▶ [STATED EXERCISE]
Count the lines below that contain the word "City", and reply with only that number.

[Dataset items]

* * * * * * * * *

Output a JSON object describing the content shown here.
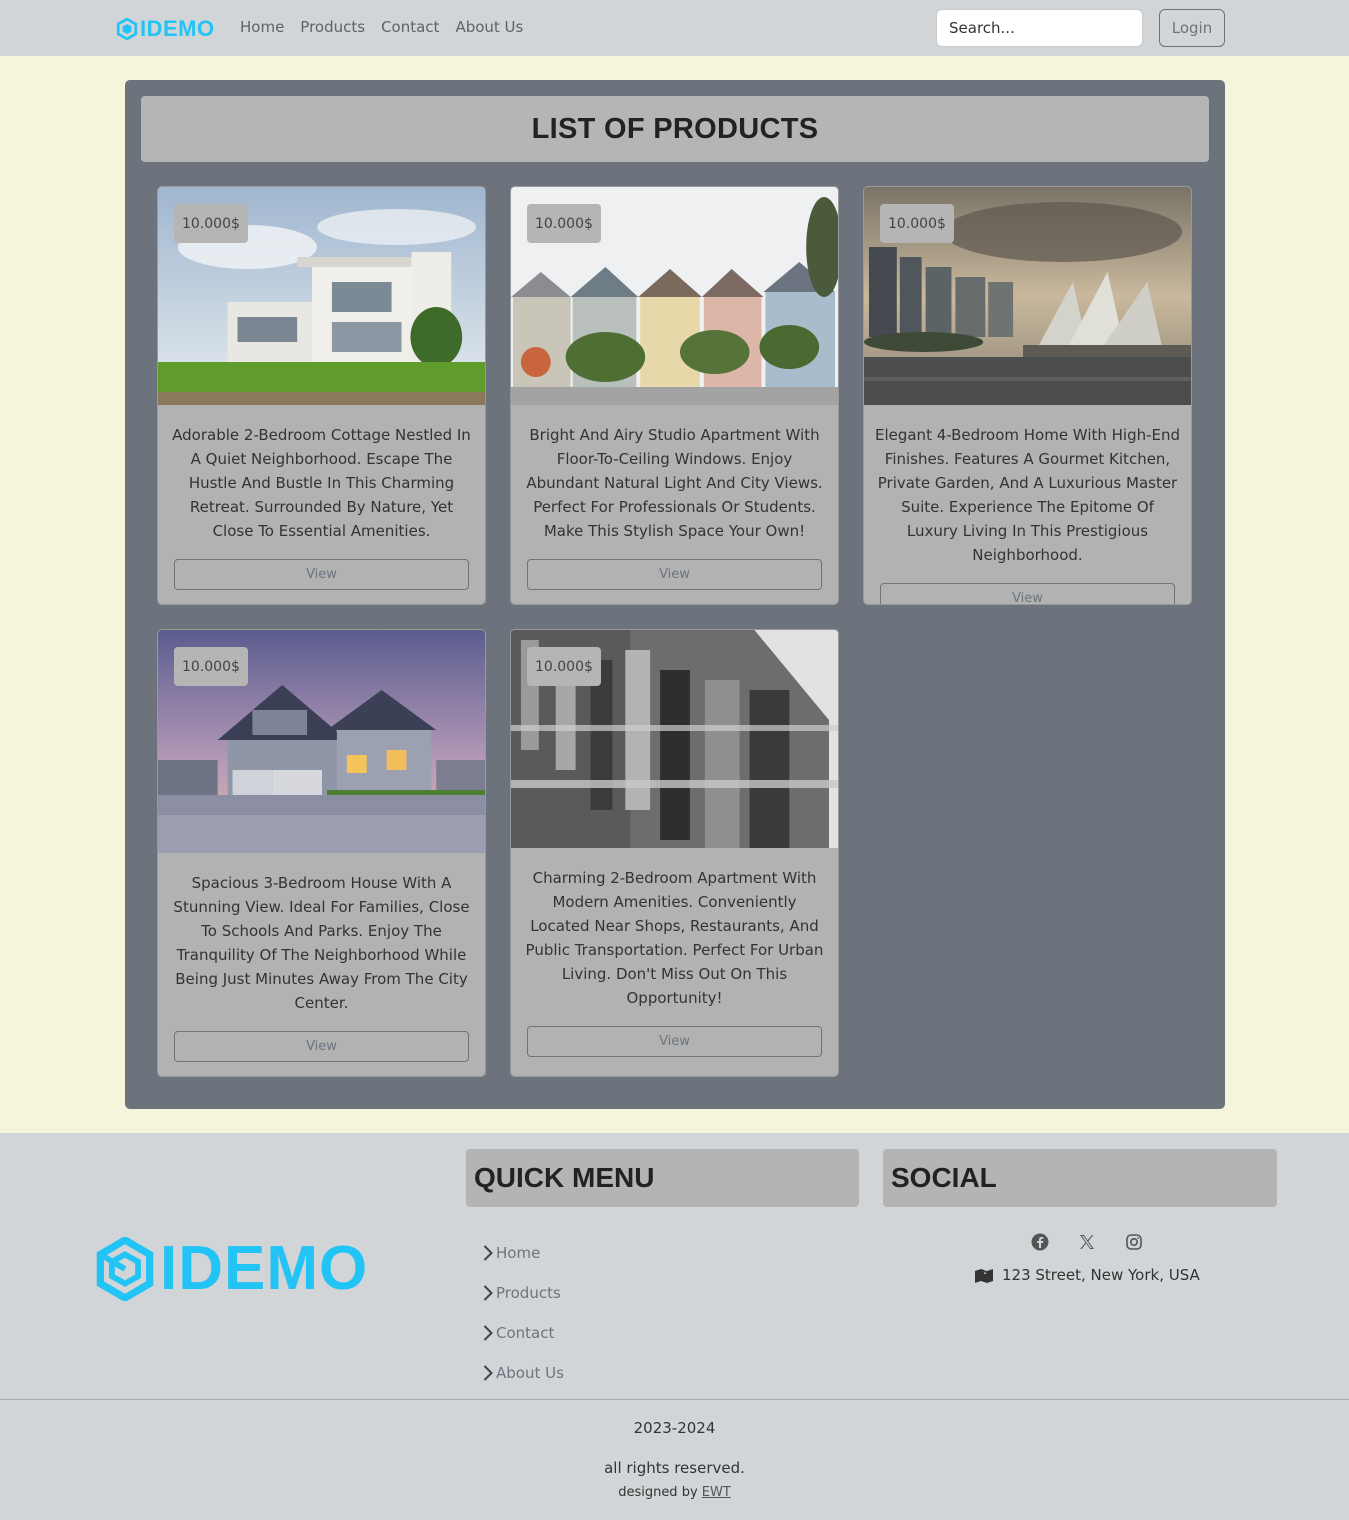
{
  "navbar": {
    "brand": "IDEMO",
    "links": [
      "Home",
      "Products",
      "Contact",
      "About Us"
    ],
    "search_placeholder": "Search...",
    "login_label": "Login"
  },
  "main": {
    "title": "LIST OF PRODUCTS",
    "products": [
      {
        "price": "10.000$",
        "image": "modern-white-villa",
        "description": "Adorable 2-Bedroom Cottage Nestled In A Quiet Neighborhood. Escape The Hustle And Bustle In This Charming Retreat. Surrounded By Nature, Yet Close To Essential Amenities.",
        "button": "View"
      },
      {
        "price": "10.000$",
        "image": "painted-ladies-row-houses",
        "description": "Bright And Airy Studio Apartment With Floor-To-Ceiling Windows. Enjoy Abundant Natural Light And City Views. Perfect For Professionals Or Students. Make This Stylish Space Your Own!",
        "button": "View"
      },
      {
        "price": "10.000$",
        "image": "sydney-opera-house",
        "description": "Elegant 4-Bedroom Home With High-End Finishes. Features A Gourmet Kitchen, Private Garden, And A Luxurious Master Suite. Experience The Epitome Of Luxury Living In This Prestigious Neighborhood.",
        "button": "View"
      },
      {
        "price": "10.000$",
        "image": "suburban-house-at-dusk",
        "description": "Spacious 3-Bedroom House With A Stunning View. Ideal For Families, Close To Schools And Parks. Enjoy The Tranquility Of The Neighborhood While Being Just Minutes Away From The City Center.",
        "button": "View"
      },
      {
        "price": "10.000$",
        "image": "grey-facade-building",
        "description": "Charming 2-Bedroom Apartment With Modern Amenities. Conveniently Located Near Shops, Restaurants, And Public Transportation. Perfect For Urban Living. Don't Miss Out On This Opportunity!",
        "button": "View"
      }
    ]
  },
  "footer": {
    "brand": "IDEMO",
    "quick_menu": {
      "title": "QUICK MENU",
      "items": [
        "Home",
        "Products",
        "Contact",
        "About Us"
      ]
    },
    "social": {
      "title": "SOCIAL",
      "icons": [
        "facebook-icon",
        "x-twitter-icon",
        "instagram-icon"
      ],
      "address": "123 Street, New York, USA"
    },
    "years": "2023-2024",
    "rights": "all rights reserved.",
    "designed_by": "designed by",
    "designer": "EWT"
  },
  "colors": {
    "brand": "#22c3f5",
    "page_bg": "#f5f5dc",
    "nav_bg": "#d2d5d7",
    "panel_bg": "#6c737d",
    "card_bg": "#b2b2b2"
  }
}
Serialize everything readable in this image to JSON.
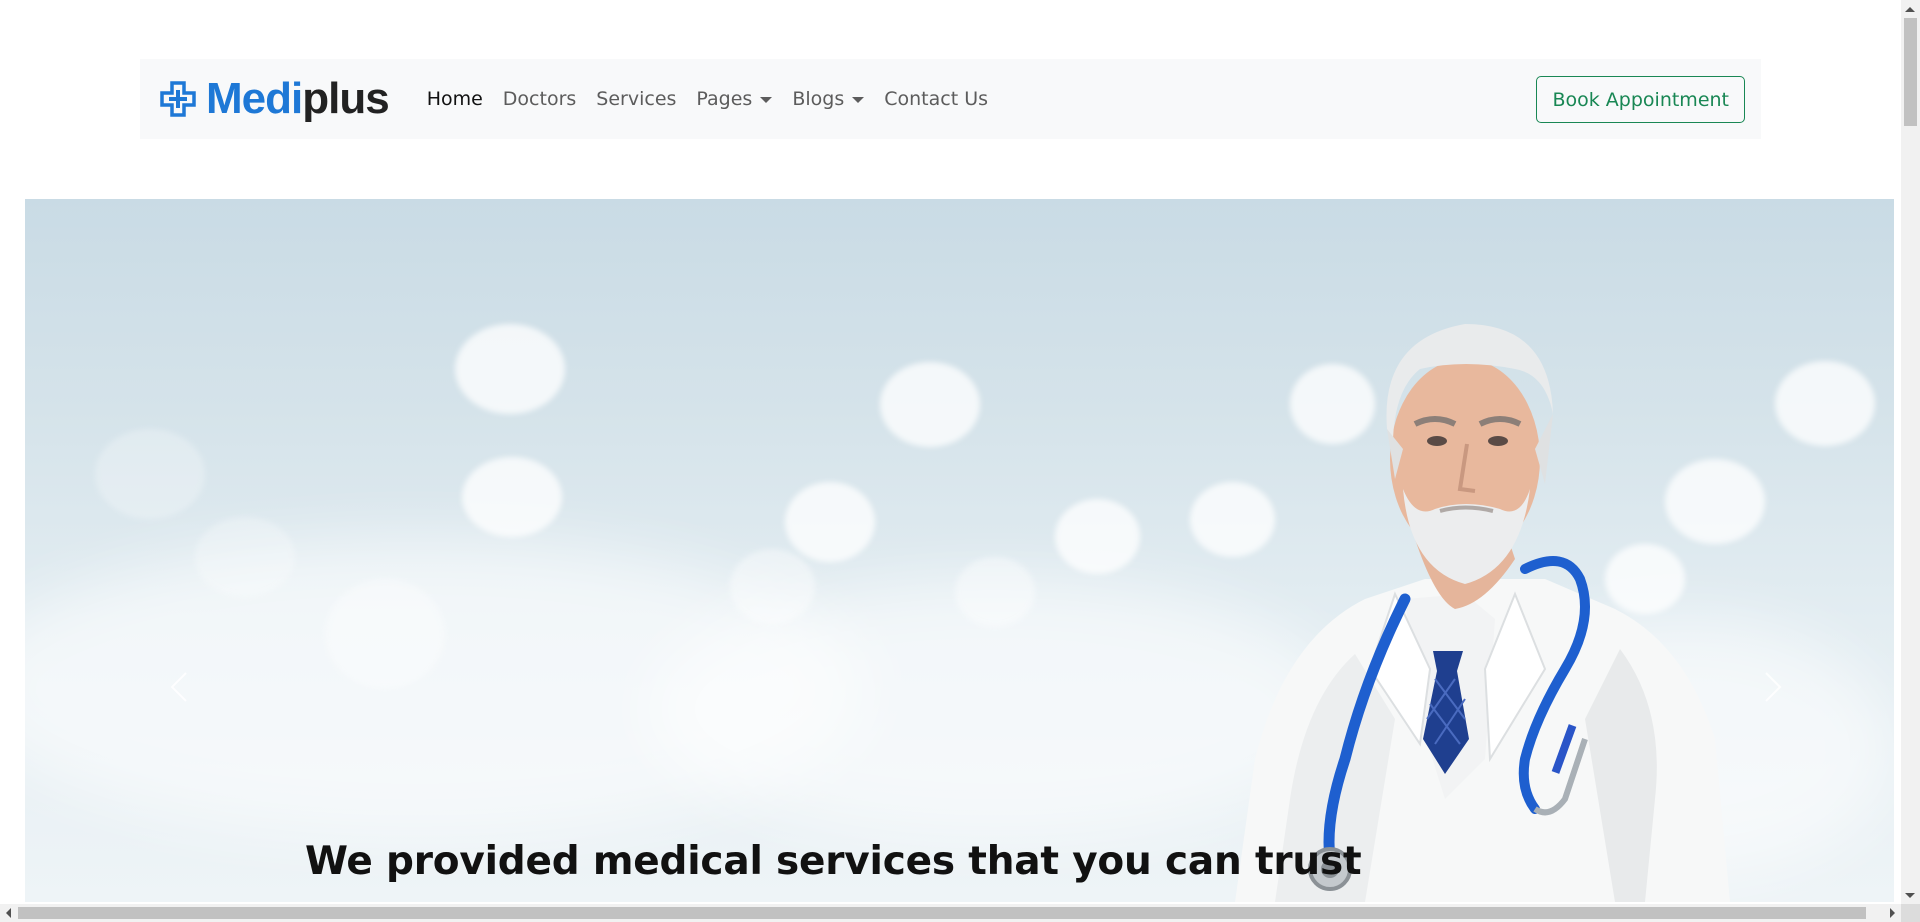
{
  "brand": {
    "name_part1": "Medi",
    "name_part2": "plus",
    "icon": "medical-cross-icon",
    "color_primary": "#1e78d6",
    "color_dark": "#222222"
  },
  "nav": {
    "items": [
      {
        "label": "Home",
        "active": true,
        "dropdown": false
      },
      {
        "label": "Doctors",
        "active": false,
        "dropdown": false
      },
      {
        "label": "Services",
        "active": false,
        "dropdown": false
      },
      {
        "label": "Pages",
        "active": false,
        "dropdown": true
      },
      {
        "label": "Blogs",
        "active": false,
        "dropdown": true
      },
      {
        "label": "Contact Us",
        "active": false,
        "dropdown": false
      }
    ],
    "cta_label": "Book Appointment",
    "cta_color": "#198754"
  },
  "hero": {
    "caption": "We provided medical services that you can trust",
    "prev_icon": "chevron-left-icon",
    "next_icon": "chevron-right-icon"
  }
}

* * * * * * * * *

▶ [OUTPUT BELOW]
2